__Brief__:
Give all of the lines again, with nothing added or dropped.

Extracted records:
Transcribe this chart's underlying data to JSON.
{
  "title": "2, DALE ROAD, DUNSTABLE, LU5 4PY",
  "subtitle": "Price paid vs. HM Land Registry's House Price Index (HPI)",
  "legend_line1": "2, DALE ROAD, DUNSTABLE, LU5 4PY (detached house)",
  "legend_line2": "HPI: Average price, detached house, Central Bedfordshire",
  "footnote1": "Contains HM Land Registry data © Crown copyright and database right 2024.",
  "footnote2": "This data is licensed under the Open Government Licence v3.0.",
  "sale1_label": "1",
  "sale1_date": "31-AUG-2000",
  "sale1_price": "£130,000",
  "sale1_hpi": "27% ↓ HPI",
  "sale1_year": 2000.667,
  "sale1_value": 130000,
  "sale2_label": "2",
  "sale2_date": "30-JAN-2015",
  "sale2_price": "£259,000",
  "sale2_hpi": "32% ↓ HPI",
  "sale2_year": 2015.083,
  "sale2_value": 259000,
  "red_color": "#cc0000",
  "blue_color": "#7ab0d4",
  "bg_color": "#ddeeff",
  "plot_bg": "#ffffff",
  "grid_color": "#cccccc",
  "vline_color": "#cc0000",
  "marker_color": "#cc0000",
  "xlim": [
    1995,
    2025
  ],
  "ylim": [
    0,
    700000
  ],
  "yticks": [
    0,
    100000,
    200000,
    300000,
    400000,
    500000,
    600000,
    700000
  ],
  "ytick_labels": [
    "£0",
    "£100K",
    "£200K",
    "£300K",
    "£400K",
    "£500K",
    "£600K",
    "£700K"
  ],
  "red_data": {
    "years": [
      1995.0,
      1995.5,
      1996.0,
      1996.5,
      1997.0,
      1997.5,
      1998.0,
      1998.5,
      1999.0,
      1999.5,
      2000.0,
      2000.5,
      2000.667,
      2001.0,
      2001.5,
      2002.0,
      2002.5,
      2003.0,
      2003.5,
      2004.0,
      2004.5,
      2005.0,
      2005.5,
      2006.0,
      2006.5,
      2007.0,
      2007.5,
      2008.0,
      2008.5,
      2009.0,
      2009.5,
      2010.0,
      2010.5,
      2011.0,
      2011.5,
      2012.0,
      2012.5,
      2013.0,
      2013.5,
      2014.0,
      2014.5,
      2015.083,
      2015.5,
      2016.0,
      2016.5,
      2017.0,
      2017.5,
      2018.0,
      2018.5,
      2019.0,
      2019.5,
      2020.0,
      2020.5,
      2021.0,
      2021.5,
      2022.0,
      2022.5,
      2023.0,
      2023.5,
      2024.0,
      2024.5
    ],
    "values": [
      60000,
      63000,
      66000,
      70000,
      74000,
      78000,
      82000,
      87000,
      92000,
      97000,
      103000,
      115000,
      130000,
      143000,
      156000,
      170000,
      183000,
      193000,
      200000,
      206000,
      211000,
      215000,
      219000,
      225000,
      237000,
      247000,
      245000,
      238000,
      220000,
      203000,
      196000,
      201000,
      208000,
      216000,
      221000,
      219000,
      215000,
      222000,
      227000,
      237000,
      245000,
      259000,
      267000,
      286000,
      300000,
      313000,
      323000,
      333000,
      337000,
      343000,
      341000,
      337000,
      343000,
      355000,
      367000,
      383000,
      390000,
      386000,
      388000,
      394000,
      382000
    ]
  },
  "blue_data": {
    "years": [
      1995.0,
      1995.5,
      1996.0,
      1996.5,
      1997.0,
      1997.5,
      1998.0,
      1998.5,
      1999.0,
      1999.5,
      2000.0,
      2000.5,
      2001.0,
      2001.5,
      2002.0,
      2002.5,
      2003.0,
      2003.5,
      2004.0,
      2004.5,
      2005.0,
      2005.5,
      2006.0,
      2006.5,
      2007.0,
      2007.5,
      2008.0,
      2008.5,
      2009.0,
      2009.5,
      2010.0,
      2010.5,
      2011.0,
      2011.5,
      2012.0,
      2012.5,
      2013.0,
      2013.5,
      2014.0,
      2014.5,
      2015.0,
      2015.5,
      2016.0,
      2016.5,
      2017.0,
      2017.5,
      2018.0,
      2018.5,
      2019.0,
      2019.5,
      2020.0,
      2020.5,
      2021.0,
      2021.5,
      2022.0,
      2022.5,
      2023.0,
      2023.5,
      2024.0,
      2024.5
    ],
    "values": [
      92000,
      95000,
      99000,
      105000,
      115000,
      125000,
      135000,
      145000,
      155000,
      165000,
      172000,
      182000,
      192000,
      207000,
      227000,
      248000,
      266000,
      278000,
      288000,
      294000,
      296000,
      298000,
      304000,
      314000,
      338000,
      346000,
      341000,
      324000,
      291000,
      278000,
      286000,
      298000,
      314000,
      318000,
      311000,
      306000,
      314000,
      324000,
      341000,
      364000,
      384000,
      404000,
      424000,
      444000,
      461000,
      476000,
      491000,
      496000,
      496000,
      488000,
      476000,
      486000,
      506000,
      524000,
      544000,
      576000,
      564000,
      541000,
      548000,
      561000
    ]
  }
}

__Solution to the exercise__:
Transcribe this chart's underlying data to JSON.
{
  "title": "2, DALE ROAD, DUNSTABLE, LU5 4PY",
  "subtitle": "Price paid vs. HM Land Registry's House Price Index (HPI)",
  "legend_line1": "2, DALE ROAD, DUNSTABLE, LU5 4PY (detached house)",
  "legend_line2": "HPI: Average price, detached house, Central Bedfordshire",
  "footnote1": "Contains HM Land Registry data © Crown copyright and database right 2024.",
  "footnote2": "This data is licensed under the Open Government Licence v3.0.",
  "sale1_label": "1",
  "sale1_date": "31-AUG-2000",
  "sale1_price": "£130,000",
  "sale1_hpi": "27% ↓ HPI",
  "sale1_year": 2000.667,
  "sale1_value": 130000,
  "sale2_label": "2",
  "sale2_date": "30-JAN-2015",
  "sale2_price": "£259,000",
  "sale2_hpi": "32% ↓ HPI",
  "sale2_year": 2015.083,
  "sale2_value": 259000,
  "red_color": "#cc0000",
  "blue_color": "#7ab0d4",
  "bg_color": "#ddeeff",
  "plot_bg": "#ffffff",
  "grid_color": "#cccccc",
  "vline_color": "#cc0000",
  "marker_color": "#cc0000",
  "xlim": [
    1995,
    2025
  ],
  "ylim": [
    0,
    700000
  ],
  "yticks": [
    0,
    100000,
    200000,
    300000,
    400000,
    500000,
    600000,
    700000
  ],
  "ytick_labels": [
    "£0",
    "£100K",
    "£200K",
    "£300K",
    "£400K",
    "£500K",
    "£600K",
    "£700K"
  ],
  "red_data": {
    "years": [
      1995.0,
      1995.5,
      1996.0,
      1996.5,
      1997.0,
      1997.5,
      1998.0,
      1998.5,
      1999.0,
      1999.5,
      2000.0,
      2000.5,
      2000.667,
      2001.0,
      2001.5,
      2002.0,
      2002.5,
      2003.0,
      2003.5,
      2004.0,
      2004.5,
      2005.0,
      2005.5,
      2006.0,
      2006.5,
      2007.0,
      2007.5,
      2008.0,
      2008.5,
      2009.0,
      2009.5,
      2010.0,
      2010.5,
      2011.0,
      2011.5,
      2012.0,
      2012.5,
      2013.0,
      2013.5,
      2014.0,
      2014.5,
      2015.083,
      2015.5,
      2016.0,
      2016.5,
      2017.0,
      2017.5,
      2018.0,
      2018.5,
      2019.0,
      2019.5,
      2020.0,
      2020.5,
      2021.0,
      2021.5,
      2022.0,
      2022.5,
      2023.0,
      2023.5,
      2024.0,
      2024.5
    ],
    "values": [
      60000,
      63000,
      66000,
      70000,
      74000,
      78000,
      82000,
      87000,
      92000,
      97000,
      103000,
      115000,
      130000,
      143000,
      156000,
      170000,
      183000,
      193000,
      200000,
      206000,
      211000,
      215000,
      219000,
      225000,
      237000,
      247000,
      245000,
      238000,
      220000,
      203000,
      196000,
      201000,
      208000,
      216000,
      221000,
      219000,
      215000,
      222000,
      227000,
      237000,
      245000,
      259000,
      267000,
      286000,
      300000,
      313000,
      323000,
      333000,
      337000,
      343000,
      341000,
      337000,
      343000,
      355000,
      367000,
      383000,
      390000,
      386000,
      388000,
      394000,
      382000
    ]
  },
  "blue_data": {
    "years": [
      1995.0,
      1995.5,
      1996.0,
      1996.5,
      1997.0,
      1997.5,
      1998.0,
      1998.5,
      1999.0,
      1999.5,
      2000.0,
      2000.5,
      2001.0,
      2001.5,
      2002.0,
      2002.5,
      2003.0,
      2003.5,
      2004.0,
      2004.5,
      2005.0,
      2005.5,
      2006.0,
      2006.5,
      2007.0,
      2007.5,
      2008.0,
      2008.5,
      2009.0,
      2009.5,
      2010.0,
      2010.5,
      2011.0,
      2011.5,
      2012.0,
      2012.5,
      2013.0,
      2013.5,
      2014.0,
      2014.5,
      2015.0,
      2015.5,
      2016.0,
      2016.5,
      2017.0,
      2017.5,
      2018.0,
      2018.5,
      2019.0,
      2019.5,
      2020.0,
      2020.5,
      2021.0,
      2021.5,
      2022.0,
      2022.5,
      2023.0,
      2023.5,
      2024.0,
      2024.5
    ],
    "values": [
      92000,
      95000,
      99000,
      105000,
      115000,
      125000,
      135000,
      145000,
      155000,
      165000,
      172000,
      182000,
      192000,
      207000,
      227000,
      248000,
      266000,
      278000,
      288000,
      294000,
      296000,
      298000,
      304000,
      314000,
      338000,
      346000,
      341000,
      324000,
      291000,
      278000,
      286000,
      298000,
      314000,
      318000,
      311000,
      306000,
      314000,
      324000,
      341000,
      364000,
      384000,
      404000,
      424000,
      444000,
      461000,
      476000,
      491000,
      496000,
      496000,
      488000,
      476000,
      486000,
      506000,
      524000,
      544000,
      576000,
      564000,
      541000,
      548000,
      561000
    ]
  }
}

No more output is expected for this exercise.